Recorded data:
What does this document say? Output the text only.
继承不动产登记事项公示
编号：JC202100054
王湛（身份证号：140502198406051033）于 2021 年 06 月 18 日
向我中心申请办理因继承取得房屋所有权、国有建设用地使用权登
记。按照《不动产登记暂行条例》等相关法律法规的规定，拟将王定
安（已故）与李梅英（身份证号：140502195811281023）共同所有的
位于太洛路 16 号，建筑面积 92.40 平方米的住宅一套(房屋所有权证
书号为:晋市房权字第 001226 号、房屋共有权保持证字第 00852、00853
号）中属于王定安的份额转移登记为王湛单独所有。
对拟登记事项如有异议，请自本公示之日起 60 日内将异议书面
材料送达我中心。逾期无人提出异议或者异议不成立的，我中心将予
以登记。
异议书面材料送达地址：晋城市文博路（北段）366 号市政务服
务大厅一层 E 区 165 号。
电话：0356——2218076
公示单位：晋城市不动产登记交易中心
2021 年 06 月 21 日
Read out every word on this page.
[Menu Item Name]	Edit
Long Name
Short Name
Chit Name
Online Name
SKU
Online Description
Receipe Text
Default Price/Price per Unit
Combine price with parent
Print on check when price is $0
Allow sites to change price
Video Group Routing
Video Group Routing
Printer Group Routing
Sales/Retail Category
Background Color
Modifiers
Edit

---

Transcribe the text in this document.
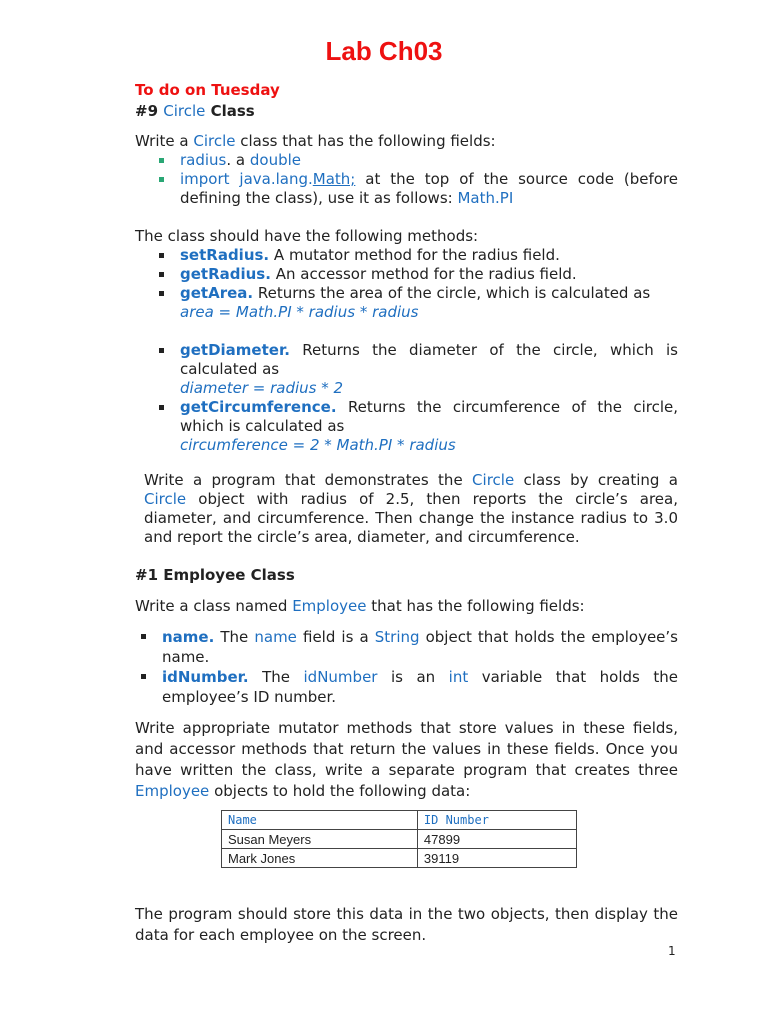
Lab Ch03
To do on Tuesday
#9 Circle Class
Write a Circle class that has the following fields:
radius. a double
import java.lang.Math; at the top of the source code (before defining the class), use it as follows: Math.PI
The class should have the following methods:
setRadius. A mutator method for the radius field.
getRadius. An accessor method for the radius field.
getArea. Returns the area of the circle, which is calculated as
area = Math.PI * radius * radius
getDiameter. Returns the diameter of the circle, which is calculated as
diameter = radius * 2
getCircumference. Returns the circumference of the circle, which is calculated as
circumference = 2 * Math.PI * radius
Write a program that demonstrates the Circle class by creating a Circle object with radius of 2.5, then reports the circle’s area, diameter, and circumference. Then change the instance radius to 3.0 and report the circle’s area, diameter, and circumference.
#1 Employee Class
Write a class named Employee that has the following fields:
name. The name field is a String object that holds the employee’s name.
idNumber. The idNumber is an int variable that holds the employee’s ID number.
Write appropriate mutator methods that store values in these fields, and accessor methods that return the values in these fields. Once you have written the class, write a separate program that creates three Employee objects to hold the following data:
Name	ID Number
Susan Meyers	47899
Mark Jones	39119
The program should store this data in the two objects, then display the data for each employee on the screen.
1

* _What you should do_: Of all the lines in the entries, how many contain the word "which"? Give only the number.

* _Output for this task_: 3